WHAT YOU SHOULD DO
Return the whole listing exactly as it stands.

[Dataset entries]
========

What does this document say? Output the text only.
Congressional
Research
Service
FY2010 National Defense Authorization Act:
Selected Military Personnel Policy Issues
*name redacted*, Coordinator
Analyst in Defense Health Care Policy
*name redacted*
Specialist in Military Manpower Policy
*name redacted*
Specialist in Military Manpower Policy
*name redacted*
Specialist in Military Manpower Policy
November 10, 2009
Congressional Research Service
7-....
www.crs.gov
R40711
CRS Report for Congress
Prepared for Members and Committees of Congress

========

COMPLETE ANSWER
What does this document say? Output the text only.
Congressional
Research
Service
FY2010 National Defense Authorization Act:
Selected Military Personnel Policy Issues
*name redacted*, Coordinator
Analyst in Defense Health Care Policy
*name redacted*
Specialist in Military Manpower Policy
*name redacted*
Specialist in Military Manpower Policy
*name redacted*
Specialist in Military Manpower Policy
November 10, 2009
Congressional Research Service
7-....
www.crs.gov
R40711
CRS Report for Congress
Prepared for Members and Committees of Congress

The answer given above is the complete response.